EXERCISE PROMPT: Filter the data below for the string "blinking" and copy each matching line.

— START OF RECORDED DATA —

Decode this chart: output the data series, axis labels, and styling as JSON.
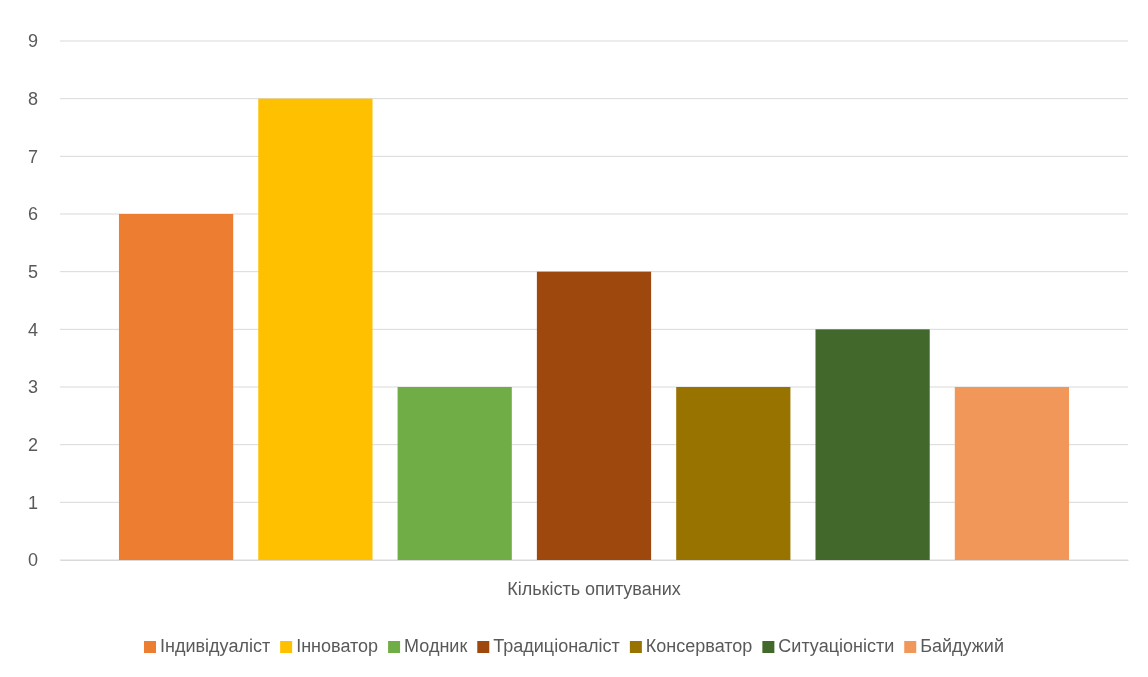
{
  "chart_data": {
    "type": "bar",
    "categories": [
      "Кількість опитуваних"
    ],
    "series": [
      {
        "name": "Індивідуаліст",
        "color": "#ed7d31",
        "values": [
          6
        ]
      },
      {
        "name": "Інноватор",
        "color": "#ffc000",
        "values": [
          8
        ]
      },
      {
        "name": "Модник",
        "color": "#70ad47",
        "values": [
          3
        ]
      },
      {
        "name": "Традиціоналіст",
        "color": "#9e480e",
        "values": [
          5
        ]
      },
      {
        "name": "Консерватор",
        "color": "#997300",
        "values": [
          3
        ]
      },
      {
        "name": "Ситуаціоністи",
        "color": "#43682b",
        "values": [
          4
        ]
      },
      {
        "name": "Байдужий",
        "color": "#f1975a",
        "values": [
          3
        ]
      }
    ],
    "ylim": [
      0,
      9
    ],
    "yticks": [
      0,
      1,
      2,
      3,
      4,
      5,
      6,
      7,
      8,
      9
    ],
    "grid": "y",
    "legend": "bottom"
  }
}
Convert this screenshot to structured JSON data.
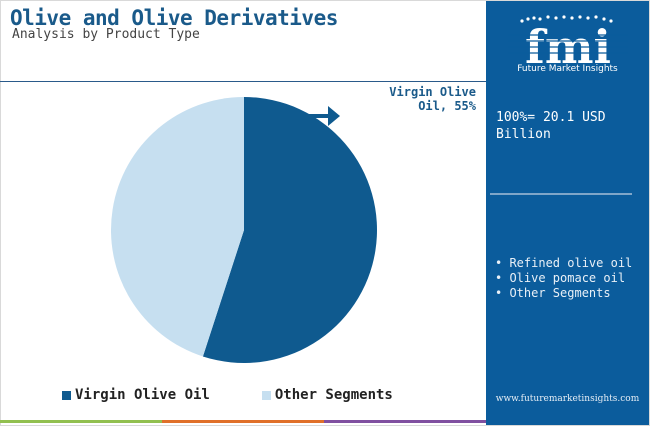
{
  "header": {
    "title": "Olive and Olive Derivatives",
    "subtitle": "Analysis by Product Type"
  },
  "colors": {
    "primary": "#0b5c9c",
    "dark_slice": "#0f5a8f",
    "light_slice": "#c6dff0",
    "bar_green": "#92c050",
    "bar_orange": "#e0702a",
    "bar_purple": "#8050a0"
  },
  "chart_data": {
    "type": "pie",
    "slices": [
      {
        "label": "Virgin Olive Oil",
        "value": 55,
        "color": "#0f5a8f"
      },
      {
        "label": "Other Segments",
        "value": 45,
        "color": "#c6dff0"
      }
    ],
    "annotation": "Virgin Olive Oil, 55%",
    "legend": [
      "Virgin Olive Oil",
      "Other Segments"
    ],
    "legend_position": "bottom"
  },
  "callout": {
    "line1": "Virgin Olive",
    "line2": "Oil, 55%"
  },
  "panel": {
    "logo_text": "fmi",
    "logo_subtitle": "Future Market Insights",
    "total_label": "100%= 20.1 USD Billion",
    "segments": [
      "• Refined olive oil",
      "• Olive pomace oil",
      "• Other Segments"
    ],
    "website": "www.futuremarketinsights.com"
  }
}
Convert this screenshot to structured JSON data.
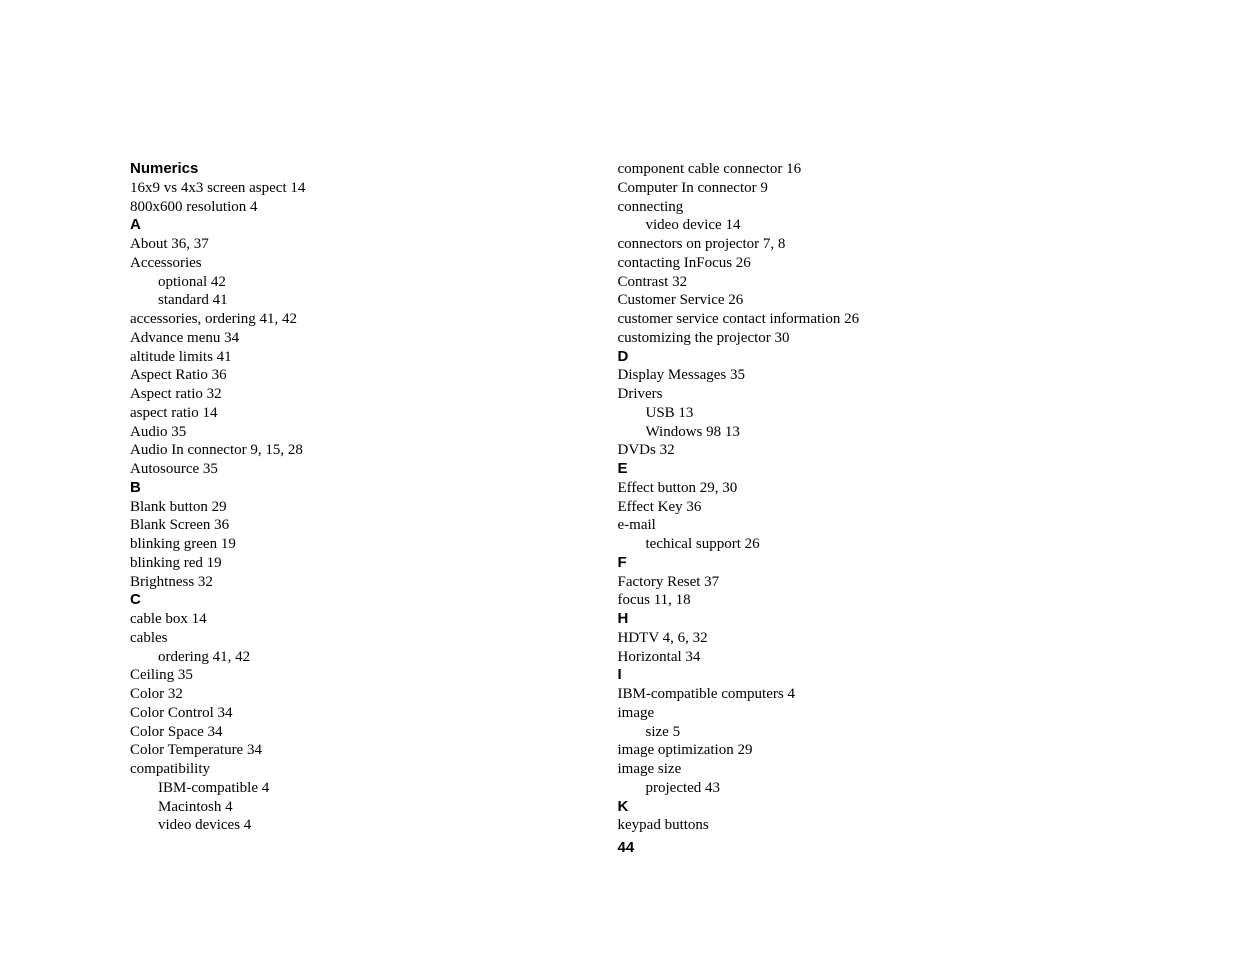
{
  "pageNumber": "44",
  "left": [
    {
      "type": "heading",
      "text": "Numerics"
    },
    {
      "type": "entry",
      "text": "16x9 vs 4x3 screen aspect 14"
    },
    {
      "type": "entry",
      "text": "800x600 resolution 4"
    },
    {
      "type": "heading",
      "text": "A"
    },
    {
      "type": "entry",
      "text": "About 36, 37"
    },
    {
      "type": "entry",
      "text": "Accessories"
    },
    {
      "type": "sub",
      "text": "optional 42"
    },
    {
      "type": "sub",
      "text": "standard 41"
    },
    {
      "type": "entry",
      "text": "accessories, ordering 41, 42"
    },
    {
      "type": "entry",
      "text": "Advance menu 34"
    },
    {
      "type": "entry",
      "text": "altitude limits 41"
    },
    {
      "type": "entry",
      "text": "Aspect Ratio 36"
    },
    {
      "type": "entry",
      "text": "Aspect ratio 32"
    },
    {
      "type": "entry",
      "text": "aspect ratio 14"
    },
    {
      "type": "entry",
      "text": "Audio 35"
    },
    {
      "type": "entry",
      "text": "Audio In connector 9, 15, 28"
    },
    {
      "type": "entry",
      "text": "Autosource 35"
    },
    {
      "type": "heading",
      "text": "B"
    },
    {
      "type": "entry",
      "text": "Blank button 29"
    },
    {
      "type": "entry",
      "text": "Blank Screen 36"
    },
    {
      "type": "entry",
      "text": "blinking green 19"
    },
    {
      "type": "entry",
      "text": "blinking red 19"
    },
    {
      "type": "entry",
      "text": "Brightness 32"
    },
    {
      "type": "heading",
      "text": "C"
    },
    {
      "type": "entry",
      "text": "cable box 14"
    },
    {
      "type": "entry",
      "text": "cables"
    },
    {
      "type": "sub",
      "text": "ordering 41, 42"
    },
    {
      "type": "entry",
      "text": "Ceiling 35"
    },
    {
      "type": "entry",
      "text": "Color 32"
    },
    {
      "type": "entry",
      "text": "Color Control 34"
    },
    {
      "type": "entry",
      "text": "Color Space 34"
    },
    {
      "type": "entry",
      "text": "Color Temperature 34"
    },
    {
      "type": "entry",
      "text": "compatibility"
    },
    {
      "type": "sub",
      "text": "IBM-compatible 4"
    },
    {
      "type": "sub",
      "text": "Macintosh 4"
    },
    {
      "type": "sub",
      "text": "video devices 4"
    }
  ],
  "right": [
    {
      "type": "entry",
      "text": "component cable connector 16"
    },
    {
      "type": "entry",
      "text": "Computer In connector 9"
    },
    {
      "type": "entry",
      "text": "connecting"
    },
    {
      "type": "sub",
      "text": "video device 14"
    },
    {
      "type": "entry",
      "text": "connectors on projector 7, 8"
    },
    {
      "type": "entry",
      "text": "contacting InFocus 26"
    },
    {
      "type": "entry",
      "text": "Contrast 32"
    },
    {
      "type": "entry",
      "text": "Customer Service 26"
    },
    {
      "type": "entry",
      "text": "customer service contact information 26"
    },
    {
      "type": "entry",
      "text": "customizing the projector 30"
    },
    {
      "type": "heading",
      "text": "D"
    },
    {
      "type": "entry",
      "text": "Display Messages 35"
    },
    {
      "type": "entry",
      "text": "Drivers"
    },
    {
      "type": "sub",
      "text": "USB 13"
    },
    {
      "type": "sub",
      "text": "Windows 98 13"
    },
    {
      "type": "entry",
      "text": "DVDs 32"
    },
    {
      "type": "heading",
      "text": "E"
    },
    {
      "type": "entry",
      "text": "Effect button 29, 30"
    },
    {
      "type": "entry",
      "text": "Effect Key 36"
    },
    {
      "type": "entry",
      "text": "e-mail"
    },
    {
      "type": "sub",
      "text": "techical support 26"
    },
    {
      "type": "heading",
      "text": "F"
    },
    {
      "type": "entry",
      "text": "Factory Reset 37"
    },
    {
      "type": "entry",
      "text": "focus 11, 18"
    },
    {
      "type": "heading",
      "text": "H"
    },
    {
      "type": "entry",
      "text": "HDTV 4, 6, 32"
    },
    {
      "type": "entry",
      "text": "Horizontal 34"
    },
    {
      "type": "heading",
      "text": "I"
    },
    {
      "type": "entry",
      "text": "IBM-compatible computers 4"
    },
    {
      "type": "entry",
      "text": "image"
    },
    {
      "type": "sub",
      "text": "size 5"
    },
    {
      "type": "entry",
      "text": "image optimization 29"
    },
    {
      "type": "entry",
      "text": "image size"
    },
    {
      "type": "sub",
      "text": "projected 43"
    },
    {
      "type": "heading",
      "text": "K"
    },
    {
      "type": "entry",
      "text": "keypad buttons"
    }
  ]
}
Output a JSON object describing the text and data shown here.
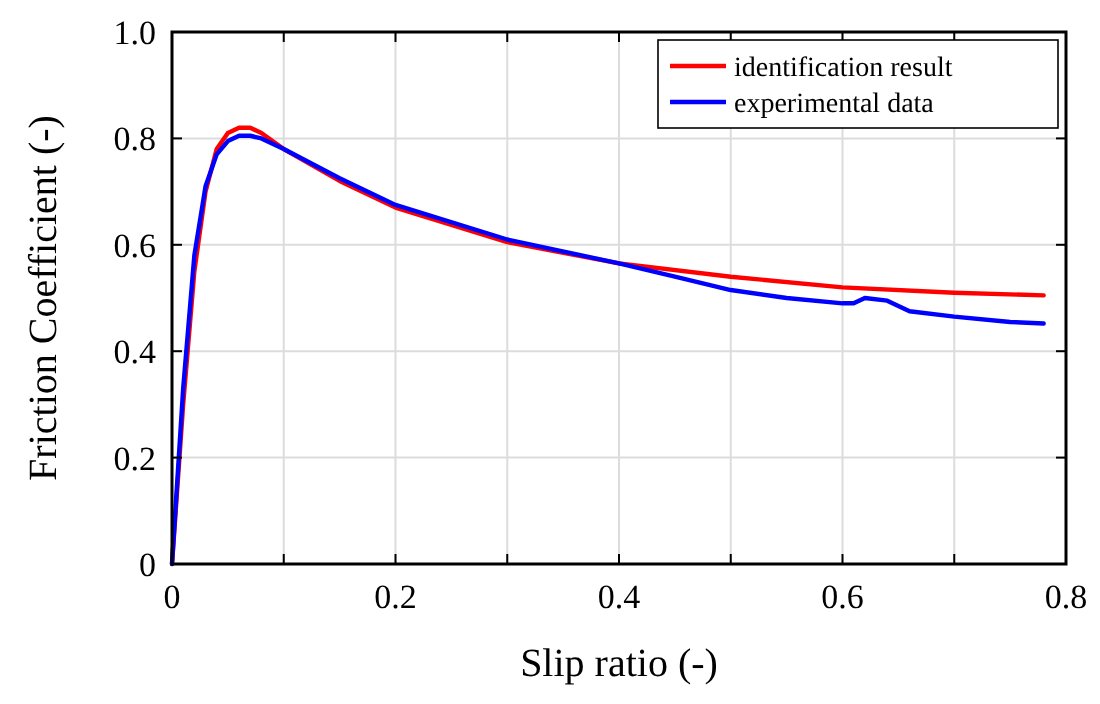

— END OF RECORDED DATA —

SOLUTION TO THE EXERCISE:
      "text": "blinking green 19"
      "text": "blinking red 19"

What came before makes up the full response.